Convert the listing below into a JSON array of strings, one string per line, leaving out any blank lines.

(Layout element entries)
++++++

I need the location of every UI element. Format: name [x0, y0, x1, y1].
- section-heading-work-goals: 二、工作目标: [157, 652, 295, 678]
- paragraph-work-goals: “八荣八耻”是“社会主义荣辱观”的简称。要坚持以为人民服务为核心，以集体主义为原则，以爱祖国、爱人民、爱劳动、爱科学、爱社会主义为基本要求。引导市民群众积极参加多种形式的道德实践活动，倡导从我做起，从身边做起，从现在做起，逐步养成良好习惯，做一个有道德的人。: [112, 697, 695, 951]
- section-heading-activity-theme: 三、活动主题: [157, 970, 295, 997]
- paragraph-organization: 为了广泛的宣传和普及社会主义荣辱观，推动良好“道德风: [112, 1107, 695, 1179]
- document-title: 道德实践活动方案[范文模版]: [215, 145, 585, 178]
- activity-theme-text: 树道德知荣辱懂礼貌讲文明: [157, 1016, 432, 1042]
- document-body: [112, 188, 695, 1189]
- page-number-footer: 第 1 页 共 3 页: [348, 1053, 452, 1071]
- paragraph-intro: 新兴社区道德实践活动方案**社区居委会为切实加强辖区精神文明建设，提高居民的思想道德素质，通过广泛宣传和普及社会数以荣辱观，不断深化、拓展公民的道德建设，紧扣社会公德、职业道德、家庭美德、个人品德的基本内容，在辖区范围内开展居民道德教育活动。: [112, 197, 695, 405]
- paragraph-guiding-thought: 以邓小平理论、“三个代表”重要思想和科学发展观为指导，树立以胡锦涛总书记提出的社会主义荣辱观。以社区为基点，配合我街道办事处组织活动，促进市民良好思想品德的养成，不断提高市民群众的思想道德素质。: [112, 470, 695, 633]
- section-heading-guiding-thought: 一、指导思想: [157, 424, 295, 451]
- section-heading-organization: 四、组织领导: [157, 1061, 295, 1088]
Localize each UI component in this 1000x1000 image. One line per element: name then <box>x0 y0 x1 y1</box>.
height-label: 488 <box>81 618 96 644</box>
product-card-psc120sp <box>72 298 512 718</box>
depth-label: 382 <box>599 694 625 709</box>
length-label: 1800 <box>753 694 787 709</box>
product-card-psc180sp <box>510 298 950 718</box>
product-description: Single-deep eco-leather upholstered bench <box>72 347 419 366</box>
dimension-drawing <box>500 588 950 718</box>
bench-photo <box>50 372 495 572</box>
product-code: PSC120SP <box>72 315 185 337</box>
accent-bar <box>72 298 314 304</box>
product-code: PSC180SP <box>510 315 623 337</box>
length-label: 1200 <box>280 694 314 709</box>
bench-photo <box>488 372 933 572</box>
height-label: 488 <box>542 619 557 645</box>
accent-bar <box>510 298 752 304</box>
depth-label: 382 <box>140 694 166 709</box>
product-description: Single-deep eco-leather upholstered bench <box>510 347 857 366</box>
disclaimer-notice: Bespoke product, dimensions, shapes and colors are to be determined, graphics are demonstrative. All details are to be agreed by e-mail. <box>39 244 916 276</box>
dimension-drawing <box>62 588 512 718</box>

++++++

▸ Answer to this problem:
[
  "I need the location of every UI element. Format: name [x0, y0, x1, y1].",
  "- section-heading-work-goals: 二、工作目标: [157, 652, 295, 678]",
  "- paragraph-work-goals: “八荣八耻”是“社会主义荣辱观”的简称。要坚持以为人民服务为核心，以集体主义为原则，以爱祖国、爱人民、爱劳动、爱科学、爱社会主义为基本要求。引导市民群众积极参加多种形式的道德实践活动，倡导从我做起，从身边做起，从现在做起，逐步养成良好习惯，做一个有道德的人。: [112, 697, 695, 951]",
  "- section-heading-activity-theme: 三、活动主题: [157, 970, 295, 997]",
  "- paragraph-organization: 为了广泛的宣传和普及社会主义荣辱观，推动良好“道德风: [112, 1107, 695, 1179]",
  "- document-title: 道德实践活动方案[范文模版]: [215, 145, 585, 178]",
  "- activity-theme-text: 树道德知荣辱懂礼貌讲文明: [157, 1016, 432, 1042]",
  "- document-body: [112, 188, 695, 1189]",
  "- page-number-footer: 第 1 页 共 3 页: [348, 1053, 452, 1071]",
  "- paragraph-intro: 新兴社区道德实践活动方案**社区居委会为切实加强辖区精神文明建设，提高居民的思想道德素质，通过广泛宣传和普及社会数以荣辱观，不断深化、拓展公民的道德建设，紧扣社会公德、职业道德、家庭美德、个人品德的基本内容，在辖区范围内开展居民道德教育活动。: [112, 197, 695, 405]",
  "- paragraph-guiding-thought: 以邓小平理论、“三个代表”重要思想和科学发展观为指导，树立以胡锦涛总书记提出的社会主义荣辱观。以社区为基点，配合我街道办事处组织活动，促进市民良好思想品德的养成，不断提高市民群众的思想道德素质。: [112, 470, 695, 633]",
  "- section-heading-guiding-thought: 一、指导思想: [157, 424, 295, 451]",
  "- section-heading-organization: 四、组织领导: [157, 1061, 295, 1088]",
  "Localize each UI component in this 1000x1000 image. One line per element: name then <box>x0 y0 x1 y1</box>.",
  "height-label: 488 <box>81 618 96 644</box>",
  "product-card-psc120sp <box>72 298 512 718</box>",
  "depth-label: 382 <box>599 694 625 709</box>",
  "length-label: 1800 <box>753 694 787 709</box>",
  "product-card-psc180sp <box>510 298 950 718</box>",
  "product-description: Single-deep eco-leather upholstered bench <box>72 347 419 366</box>",
  "dimension-drawing <box>500 588 950 718</box>",
  "bench-photo <box>50 372 495 572</box>",
  "product-code: PSC120SP <box>72 315 185 337</box>",
  "accent-bar <box>72 298 314 304</box>",
  "product-code: PSC180SP <box>510 315 623 337</box>",
  "length-label: 1200 <box>280 694 314 709</box>",
  "bench-photo <box>488 372 933 572</box>",
  "height-label: 488 <box>542 619 557 645</box>",
  "accent-bar <box>510 298 752 304</box>",
  "depth-label: 382 <box>140 694 166 709</box>",
  "product-description: Single-deep eco-leather upholstered bench <box>510 347 857 366</box>",
  "disclaimer-notice: Bespoke product, dimensions, shapes and colors are to be determined, graphics are demonstrative. All details are to be agreed by e-mail. <box>39 244 916 276</box>",
  "dimension-drawing <box>62 588 512 718</box>"
]